Task brief:
Count the lines in the entries below that contain the string "规格型号", and reply with that number alone.

Material shown:
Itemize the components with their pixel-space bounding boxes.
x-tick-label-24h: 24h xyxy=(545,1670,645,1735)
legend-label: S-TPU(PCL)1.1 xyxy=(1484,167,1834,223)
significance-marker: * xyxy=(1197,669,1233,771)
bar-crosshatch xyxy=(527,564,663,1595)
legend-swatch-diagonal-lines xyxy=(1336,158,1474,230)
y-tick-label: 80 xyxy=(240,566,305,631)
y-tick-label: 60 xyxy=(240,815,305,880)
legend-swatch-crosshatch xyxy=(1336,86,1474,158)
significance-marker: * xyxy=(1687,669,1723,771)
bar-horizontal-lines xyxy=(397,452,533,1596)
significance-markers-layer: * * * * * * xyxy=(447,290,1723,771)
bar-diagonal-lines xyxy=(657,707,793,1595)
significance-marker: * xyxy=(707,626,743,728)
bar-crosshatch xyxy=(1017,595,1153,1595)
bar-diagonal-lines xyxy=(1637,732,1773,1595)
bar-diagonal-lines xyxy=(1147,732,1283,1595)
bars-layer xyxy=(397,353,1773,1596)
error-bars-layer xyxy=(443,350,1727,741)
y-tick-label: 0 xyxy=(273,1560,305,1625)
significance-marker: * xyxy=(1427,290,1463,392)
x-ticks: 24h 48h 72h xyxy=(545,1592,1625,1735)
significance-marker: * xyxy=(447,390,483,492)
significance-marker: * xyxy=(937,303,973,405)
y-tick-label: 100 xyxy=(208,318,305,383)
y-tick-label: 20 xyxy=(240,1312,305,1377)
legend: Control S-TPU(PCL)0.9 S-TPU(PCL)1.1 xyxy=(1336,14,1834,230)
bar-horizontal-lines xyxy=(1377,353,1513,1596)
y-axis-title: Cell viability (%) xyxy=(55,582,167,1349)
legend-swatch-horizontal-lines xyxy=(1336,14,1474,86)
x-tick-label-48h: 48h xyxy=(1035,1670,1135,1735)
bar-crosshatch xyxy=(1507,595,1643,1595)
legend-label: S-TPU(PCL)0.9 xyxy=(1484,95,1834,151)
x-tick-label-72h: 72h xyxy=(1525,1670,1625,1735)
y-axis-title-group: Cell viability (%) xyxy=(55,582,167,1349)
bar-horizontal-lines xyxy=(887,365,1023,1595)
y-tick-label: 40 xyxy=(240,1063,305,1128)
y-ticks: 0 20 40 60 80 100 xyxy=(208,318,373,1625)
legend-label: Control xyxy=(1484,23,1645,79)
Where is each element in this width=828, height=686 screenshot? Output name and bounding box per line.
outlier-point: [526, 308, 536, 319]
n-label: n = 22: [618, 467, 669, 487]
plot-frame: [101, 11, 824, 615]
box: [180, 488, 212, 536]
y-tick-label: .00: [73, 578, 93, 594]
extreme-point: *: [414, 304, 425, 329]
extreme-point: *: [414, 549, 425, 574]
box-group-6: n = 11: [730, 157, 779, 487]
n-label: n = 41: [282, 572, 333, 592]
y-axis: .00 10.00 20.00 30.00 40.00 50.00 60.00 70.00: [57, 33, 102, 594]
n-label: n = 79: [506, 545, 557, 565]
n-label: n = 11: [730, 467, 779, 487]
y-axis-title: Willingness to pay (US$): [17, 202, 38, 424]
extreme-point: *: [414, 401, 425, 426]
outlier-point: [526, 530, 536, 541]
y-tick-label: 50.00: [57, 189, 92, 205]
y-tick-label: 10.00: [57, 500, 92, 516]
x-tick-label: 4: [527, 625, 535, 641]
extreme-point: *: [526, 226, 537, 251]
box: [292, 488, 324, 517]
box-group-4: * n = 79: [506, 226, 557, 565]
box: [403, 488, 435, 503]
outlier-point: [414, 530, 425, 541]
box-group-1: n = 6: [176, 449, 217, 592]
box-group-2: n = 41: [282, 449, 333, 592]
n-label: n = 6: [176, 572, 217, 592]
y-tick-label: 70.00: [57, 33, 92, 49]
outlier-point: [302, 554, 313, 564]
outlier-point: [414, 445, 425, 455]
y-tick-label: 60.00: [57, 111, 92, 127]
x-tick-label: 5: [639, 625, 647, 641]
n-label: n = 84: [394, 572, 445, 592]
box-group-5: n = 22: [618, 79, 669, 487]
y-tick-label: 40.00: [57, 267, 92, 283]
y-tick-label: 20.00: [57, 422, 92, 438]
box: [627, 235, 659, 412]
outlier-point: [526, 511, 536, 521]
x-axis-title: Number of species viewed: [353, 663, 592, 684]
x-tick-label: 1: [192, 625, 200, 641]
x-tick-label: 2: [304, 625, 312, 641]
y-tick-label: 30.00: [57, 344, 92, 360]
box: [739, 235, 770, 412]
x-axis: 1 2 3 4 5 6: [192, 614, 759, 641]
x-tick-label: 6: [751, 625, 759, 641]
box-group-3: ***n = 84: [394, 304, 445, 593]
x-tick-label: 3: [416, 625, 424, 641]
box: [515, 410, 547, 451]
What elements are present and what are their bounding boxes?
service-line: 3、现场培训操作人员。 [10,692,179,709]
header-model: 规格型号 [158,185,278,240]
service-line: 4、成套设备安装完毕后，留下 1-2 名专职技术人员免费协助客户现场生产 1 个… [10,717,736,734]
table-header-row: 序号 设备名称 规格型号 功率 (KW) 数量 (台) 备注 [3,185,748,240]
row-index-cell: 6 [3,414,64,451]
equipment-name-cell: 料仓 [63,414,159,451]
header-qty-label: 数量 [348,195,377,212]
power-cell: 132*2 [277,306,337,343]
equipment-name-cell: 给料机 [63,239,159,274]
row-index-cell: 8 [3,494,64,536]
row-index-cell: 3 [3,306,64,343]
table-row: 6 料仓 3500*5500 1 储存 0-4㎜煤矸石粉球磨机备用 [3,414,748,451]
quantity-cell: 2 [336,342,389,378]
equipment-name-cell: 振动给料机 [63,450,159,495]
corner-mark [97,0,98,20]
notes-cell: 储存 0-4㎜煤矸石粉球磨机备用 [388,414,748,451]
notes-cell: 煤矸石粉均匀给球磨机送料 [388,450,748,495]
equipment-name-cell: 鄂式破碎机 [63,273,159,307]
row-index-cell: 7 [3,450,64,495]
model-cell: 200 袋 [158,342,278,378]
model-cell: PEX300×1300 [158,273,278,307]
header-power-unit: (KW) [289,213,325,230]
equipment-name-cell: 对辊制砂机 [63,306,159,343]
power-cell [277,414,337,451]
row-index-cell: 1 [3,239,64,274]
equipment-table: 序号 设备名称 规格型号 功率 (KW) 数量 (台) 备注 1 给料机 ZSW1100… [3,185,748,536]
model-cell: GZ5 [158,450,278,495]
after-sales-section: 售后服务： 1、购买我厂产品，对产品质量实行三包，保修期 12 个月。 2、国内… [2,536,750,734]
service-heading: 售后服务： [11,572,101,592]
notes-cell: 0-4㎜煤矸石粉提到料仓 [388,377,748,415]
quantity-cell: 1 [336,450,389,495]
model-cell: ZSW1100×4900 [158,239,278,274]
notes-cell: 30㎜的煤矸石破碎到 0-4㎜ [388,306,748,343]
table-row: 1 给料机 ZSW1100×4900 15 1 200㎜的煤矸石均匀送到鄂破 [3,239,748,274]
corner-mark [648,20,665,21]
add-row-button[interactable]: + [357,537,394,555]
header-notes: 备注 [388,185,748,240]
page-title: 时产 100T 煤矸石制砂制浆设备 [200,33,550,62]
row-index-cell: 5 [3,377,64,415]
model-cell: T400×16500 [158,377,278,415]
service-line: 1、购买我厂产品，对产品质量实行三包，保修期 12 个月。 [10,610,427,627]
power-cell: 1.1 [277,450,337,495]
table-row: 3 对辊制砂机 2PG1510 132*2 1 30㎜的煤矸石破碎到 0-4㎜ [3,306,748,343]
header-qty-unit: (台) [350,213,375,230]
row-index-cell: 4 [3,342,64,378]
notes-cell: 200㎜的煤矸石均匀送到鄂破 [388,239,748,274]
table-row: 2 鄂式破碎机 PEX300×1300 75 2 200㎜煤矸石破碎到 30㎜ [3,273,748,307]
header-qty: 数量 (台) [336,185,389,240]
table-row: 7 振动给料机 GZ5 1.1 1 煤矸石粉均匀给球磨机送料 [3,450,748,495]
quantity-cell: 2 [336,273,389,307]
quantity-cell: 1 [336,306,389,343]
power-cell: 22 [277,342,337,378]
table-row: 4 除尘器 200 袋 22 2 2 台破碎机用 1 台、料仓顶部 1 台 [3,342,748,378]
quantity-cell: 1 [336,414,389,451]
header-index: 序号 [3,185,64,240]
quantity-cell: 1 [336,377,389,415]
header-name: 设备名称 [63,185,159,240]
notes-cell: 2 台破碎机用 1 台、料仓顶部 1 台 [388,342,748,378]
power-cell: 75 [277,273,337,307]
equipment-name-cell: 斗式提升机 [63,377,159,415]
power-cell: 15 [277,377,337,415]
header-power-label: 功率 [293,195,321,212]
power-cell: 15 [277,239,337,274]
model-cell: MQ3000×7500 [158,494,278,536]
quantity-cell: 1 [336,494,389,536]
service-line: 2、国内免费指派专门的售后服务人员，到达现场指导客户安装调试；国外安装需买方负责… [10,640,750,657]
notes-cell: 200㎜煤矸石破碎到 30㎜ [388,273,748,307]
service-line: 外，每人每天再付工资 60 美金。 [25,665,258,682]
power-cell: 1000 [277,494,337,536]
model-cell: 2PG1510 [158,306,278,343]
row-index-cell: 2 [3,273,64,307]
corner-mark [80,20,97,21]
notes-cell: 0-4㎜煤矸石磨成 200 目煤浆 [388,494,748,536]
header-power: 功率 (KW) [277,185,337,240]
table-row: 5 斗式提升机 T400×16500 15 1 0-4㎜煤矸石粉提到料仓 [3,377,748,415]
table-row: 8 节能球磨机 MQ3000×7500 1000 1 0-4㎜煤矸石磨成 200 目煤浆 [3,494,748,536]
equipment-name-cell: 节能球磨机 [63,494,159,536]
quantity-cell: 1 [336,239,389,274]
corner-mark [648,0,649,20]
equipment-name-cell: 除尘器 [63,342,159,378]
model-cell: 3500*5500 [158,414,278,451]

Exercise solution:
3